* Set problem:
List, from the lines below, each one with "milliers" in it.

* Material provided:
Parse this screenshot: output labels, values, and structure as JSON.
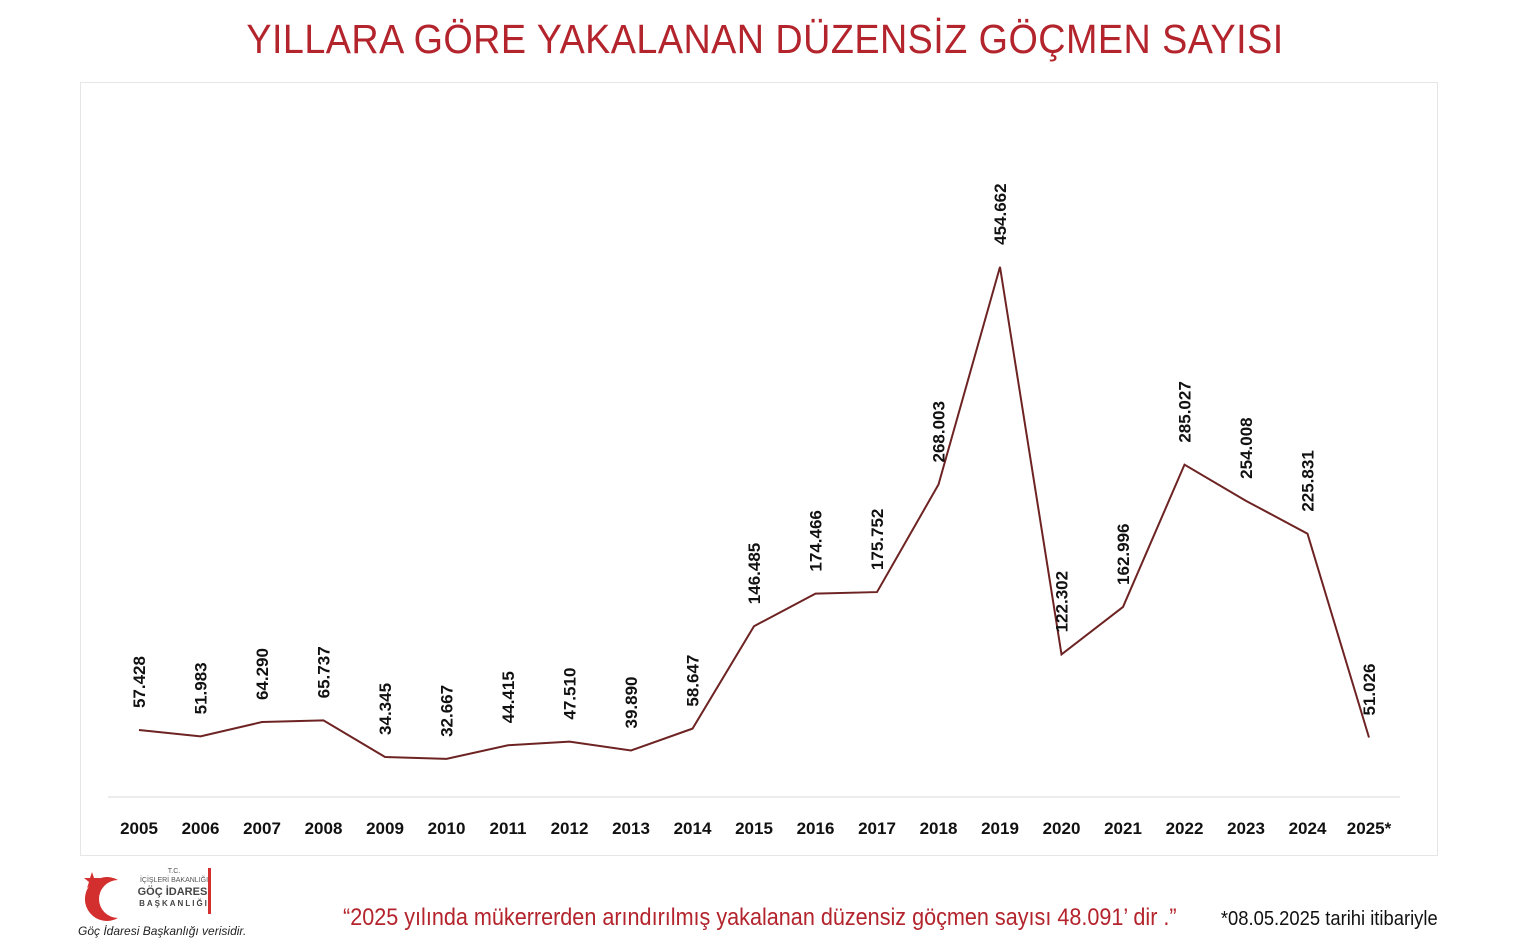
{
  "colors": {
    "title": "#b3242c",
    "line": "#6e2323",
    "footnote": "#b3242c",
    "text": "#111111",
    "axis": "#d9d9d9",
    "logo_red": "#d32f2f"
  },
  "chart_data": {
    "type": "line",
    "title": "YILLARA GÖRE YAKALANAN DÜZENSİZ GÖÇMEN SAYISI",
    "xlabel": "",
    "ylabel": "",
    "ylim": [
      0,
      500000
    ],
    "grid": false,
    "legend": "none",
    "categories": [
      "2005",
      "2006",
      "2007",
      "2008",
      "2009",
      "2010",
      "2011",
      "2012",
      "2013",
      "2014",
      "2015",
      "2016",
      "2017",
      "2018",
      "2019",
      "2020",
      "2021",
      "2022",
      "2023",
      "2024",
      "2025*"
    ],
    "values": [
      57428,
      51983,
      64290,
      65737,
      34345,
      32667,
      44415,
      47510,
      39890,
      58647,
      146485,
      174466,
      175752,
      268003,
      454662,
      122302,
      162996,
      285027,
      254008,
      225831,
      51026
    ],
    "data_labels": [
      "57.428",
      "51.983",
      "64.290",
      "65.737",
      "34.345",
      "32.667",
      "44.415",
      "47.510",
      "39.890",
      "58.647",
      "146.485",
      "174.466",
      "175.752",
      "268.003",
      "454.662",
      "122.302",
      "162.996",
      "285.027",
      "254.008",
      "225.831",
      "51.026"
    ]
  },
  "footer": {
    "note": "“2025 yılında mükerrerden arındırılmış yakalanan düzensiz göçmen sayısı 48.091’ dir .”",
    "date_note": "*08.05.2025 tarihi itibariyle",
    "source": "Göç İdaresi Başkanlığı verisidir.",
    "logo": {
      "tc": "T.C.",
      "ministry": "İÇİŞLERİ BAKANLIĞI",
      "dept": "GÖÇ İDARESİ",
      "presidency": "BAŞKANLIĞI",
      "emblem": "crescent-star-icon"
    }
  }
}
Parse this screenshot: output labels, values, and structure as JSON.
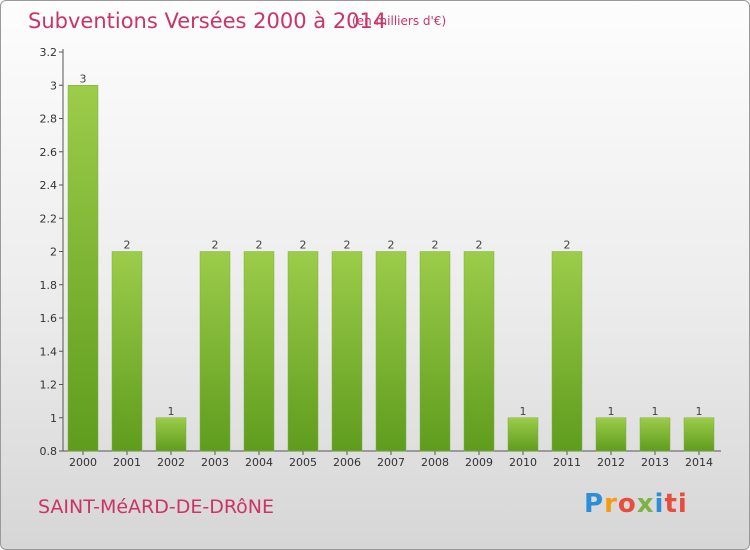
{
  "header": {
    "title": "Subventions Versées 2000 à 2014",
    "subtitle": "(en milliers d'€)"
  },
  "footer": {
    "commune": "SAINT-MéARD-DE-DRôNE",
    "logo": "Proxiti"
  },
  "colors": {
    "title": "#cc3366",
    "bar_light": "#9ccc4a",
    "bar_dark": "#5f9c1e"
  },
  "chart_data": {
    "type": "bar",
    "title": "Subventions Versées 2000 à 2014",
    "subtitle": "(en milliers d'€)",
    "categories": [
      "2000",
      "2001",
      "2002",
      "2003",
      "2004",
      "2005",
      "2006",
      "2007",
      "2008",
      "2009",
      "2010",
      "2011",
      "2012",
      "2013",
      "2014"
    ],
    "values": [
      3,
      2,
      1,
      2,
      2,
      2,
      2,
      2,
      2,
      2,
      1,
      2,
      1,
      1,
      1
    ],
    "data_labels": [
      "3",
      "2",
      "1",
      "2",
      "2",
      "2",
      "2",
      "2",
      "2",
      "2",
      "1",
      "2",
      "1",
      "1",
      "1"
    ],
    "y_ticks": [
      0.8,
      1,
      1.2,
      1.4,
      1.6,
      1.8,
      2,
      2.2,
      2.4,
      2.6,
      2.8,
      3,
      3.2
    ],
    "y_tick_labels": [
      "0.8",
      "1",
      "1.2",
      "1.4",
      "1.6",
      "1.8",
      "2",
      "2.2",
      "2.4",
      "2.6",
      "2.8",
      "3",
      "3.2"
    ],
    "ylim": [
      0.8,
      3.2
    ],
    "xlabel": "",
    "ylabel": "",
    "grid": false,
    "legend": "none"
  }
}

* Exercise solution:
    "subtitle": "(en milliers d'€)"
    "subtitle": "(en milliers d'€)",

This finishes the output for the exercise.